* _Given exercise_: Could you copy out word for word the records below, from their very first line through the line containing "81, 1552, 727]", with that line included?

* _Data provided_:

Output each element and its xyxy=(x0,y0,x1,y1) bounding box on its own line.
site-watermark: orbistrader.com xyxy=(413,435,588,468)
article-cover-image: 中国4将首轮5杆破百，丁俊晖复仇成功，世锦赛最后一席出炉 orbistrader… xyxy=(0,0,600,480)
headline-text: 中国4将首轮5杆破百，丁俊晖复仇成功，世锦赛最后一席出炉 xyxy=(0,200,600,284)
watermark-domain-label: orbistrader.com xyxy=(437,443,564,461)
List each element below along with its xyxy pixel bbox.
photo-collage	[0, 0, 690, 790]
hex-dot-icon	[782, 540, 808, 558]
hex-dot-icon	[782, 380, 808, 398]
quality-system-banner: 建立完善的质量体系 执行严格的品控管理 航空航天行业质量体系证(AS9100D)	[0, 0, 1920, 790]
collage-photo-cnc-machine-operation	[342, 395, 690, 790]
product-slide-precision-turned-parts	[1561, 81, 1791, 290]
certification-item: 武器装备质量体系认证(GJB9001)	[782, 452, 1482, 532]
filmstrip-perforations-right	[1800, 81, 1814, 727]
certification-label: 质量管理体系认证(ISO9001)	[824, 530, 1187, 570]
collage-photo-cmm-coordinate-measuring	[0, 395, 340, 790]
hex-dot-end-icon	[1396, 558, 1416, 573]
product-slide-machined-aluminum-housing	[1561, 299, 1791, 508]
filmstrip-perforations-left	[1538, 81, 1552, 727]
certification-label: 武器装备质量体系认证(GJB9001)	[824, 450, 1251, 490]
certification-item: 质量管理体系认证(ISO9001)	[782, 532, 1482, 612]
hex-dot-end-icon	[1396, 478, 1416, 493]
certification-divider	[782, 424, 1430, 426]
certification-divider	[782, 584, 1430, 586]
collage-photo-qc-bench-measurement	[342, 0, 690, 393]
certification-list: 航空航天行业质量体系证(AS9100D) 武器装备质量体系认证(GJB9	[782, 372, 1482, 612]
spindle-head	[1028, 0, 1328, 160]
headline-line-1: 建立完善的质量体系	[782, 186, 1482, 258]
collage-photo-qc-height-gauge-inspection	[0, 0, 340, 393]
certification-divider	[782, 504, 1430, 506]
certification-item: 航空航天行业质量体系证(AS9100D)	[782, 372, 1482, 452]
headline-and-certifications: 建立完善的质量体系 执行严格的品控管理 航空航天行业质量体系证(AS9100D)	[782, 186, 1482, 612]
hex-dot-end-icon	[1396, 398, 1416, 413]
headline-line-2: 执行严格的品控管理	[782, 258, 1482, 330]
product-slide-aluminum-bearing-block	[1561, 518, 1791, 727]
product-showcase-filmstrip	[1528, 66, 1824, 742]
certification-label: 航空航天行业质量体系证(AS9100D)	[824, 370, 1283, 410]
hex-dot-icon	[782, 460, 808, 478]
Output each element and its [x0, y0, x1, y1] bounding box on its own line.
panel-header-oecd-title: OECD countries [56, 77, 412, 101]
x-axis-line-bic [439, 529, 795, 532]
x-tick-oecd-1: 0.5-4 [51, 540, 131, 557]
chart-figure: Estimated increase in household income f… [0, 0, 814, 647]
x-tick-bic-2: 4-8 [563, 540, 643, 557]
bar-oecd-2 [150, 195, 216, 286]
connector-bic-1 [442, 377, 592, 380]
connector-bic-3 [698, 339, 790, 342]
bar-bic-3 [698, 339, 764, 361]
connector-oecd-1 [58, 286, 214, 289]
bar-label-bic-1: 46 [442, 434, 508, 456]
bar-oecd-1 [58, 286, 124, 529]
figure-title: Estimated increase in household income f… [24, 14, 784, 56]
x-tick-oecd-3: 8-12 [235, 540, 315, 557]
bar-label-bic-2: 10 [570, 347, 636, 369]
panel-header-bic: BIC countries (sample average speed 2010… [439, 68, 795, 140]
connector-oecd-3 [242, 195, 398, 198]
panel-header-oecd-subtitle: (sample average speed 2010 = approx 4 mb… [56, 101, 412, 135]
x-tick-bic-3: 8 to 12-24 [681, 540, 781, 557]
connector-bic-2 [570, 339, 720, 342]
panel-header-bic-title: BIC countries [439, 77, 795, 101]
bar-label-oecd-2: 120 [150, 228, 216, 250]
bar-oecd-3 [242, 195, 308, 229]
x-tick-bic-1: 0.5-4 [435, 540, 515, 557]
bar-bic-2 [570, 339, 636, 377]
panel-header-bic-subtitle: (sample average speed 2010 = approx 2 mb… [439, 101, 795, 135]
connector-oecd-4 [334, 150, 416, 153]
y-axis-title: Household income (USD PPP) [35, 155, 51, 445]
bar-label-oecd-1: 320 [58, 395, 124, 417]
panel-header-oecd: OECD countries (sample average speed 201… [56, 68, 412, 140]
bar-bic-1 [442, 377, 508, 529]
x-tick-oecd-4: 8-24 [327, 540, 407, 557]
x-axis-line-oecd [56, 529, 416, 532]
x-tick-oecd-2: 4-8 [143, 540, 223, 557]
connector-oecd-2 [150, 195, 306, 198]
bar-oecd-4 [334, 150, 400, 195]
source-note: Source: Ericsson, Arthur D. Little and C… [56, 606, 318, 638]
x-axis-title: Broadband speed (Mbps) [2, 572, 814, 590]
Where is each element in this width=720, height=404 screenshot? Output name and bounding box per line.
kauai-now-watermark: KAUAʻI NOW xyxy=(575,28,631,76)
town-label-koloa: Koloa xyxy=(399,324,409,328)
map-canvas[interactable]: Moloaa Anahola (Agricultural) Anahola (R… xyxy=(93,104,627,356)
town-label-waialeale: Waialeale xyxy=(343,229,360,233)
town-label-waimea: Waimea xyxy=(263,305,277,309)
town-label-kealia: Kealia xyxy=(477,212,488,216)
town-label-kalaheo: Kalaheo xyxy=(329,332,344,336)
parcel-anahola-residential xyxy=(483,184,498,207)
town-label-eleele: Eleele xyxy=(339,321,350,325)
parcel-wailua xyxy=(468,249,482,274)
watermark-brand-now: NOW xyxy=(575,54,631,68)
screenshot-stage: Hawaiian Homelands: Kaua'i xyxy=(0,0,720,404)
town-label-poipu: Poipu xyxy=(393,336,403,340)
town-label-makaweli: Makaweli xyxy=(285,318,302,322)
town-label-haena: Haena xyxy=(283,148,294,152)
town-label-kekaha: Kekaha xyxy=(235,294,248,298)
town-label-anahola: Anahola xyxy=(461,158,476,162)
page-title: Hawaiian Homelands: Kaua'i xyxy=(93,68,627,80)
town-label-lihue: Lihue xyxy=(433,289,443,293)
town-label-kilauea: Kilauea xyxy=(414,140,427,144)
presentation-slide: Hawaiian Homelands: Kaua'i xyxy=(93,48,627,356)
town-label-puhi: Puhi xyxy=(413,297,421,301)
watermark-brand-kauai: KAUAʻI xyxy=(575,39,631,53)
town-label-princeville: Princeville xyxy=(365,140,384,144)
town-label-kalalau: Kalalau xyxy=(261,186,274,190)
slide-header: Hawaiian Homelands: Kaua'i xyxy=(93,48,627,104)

* _Final answer_:
Output each element and its xyxy=(x0,y0,x1,y1) bounding box on its own line.
site-watermark: orbistrader.com xyxy=(413,435,588,468)
article-cover-image: 中国4将首轮5杆破百，丁俊晖复仇成功，世锦赛最后一席出炉 orbistrader… xyxy=(0,0,600,480)
headline-text: 中国4将首轮5杆破百，丁俊晖复仇成功，世锦赛最后一席出炉 xyxy=(0,200,600,284)
watermark-domain-label: orbistrader.com xyxy=(437,443,564,461)
List each element below along with its xyxy pixel bbox.
photo-collage	[0, 0, 690, 790]
hex-dot-icon	[782, 540, 808, 558]
hex-dot-icon	[782, 380, 808, 398]
quality-system-banner: 建立完善的质量体系 执行严格的品控管理 航空航天行业质量体系证(AS9100D)	[0, 0, 1920, 790]
collage-photo-cnc-machine-operation	[342, 395, 690, 790]
product-slide-precision-turned-parts	[1561, 81, 1791, 290]
certification-item: 武器装备质量体系认证(GJB9001)	[782, 452, 1482, 532]
filmstrip-perforations-right	[1800, 81, 1814, 727]
certification-label: 质量管理体系认证(ISO9001)	[824, 530, 1187, 570]
collage-photo-cmm-coordinate-measuring	[0, 395, 340, 790]
hex-dot-end-icon	[1396, 558, 1416, 573]
product-slide-machined-aluminum-housing	[1561, 299, 1791, 508]
filmstrip-perforations-left	[1538, 81, 1552, 727]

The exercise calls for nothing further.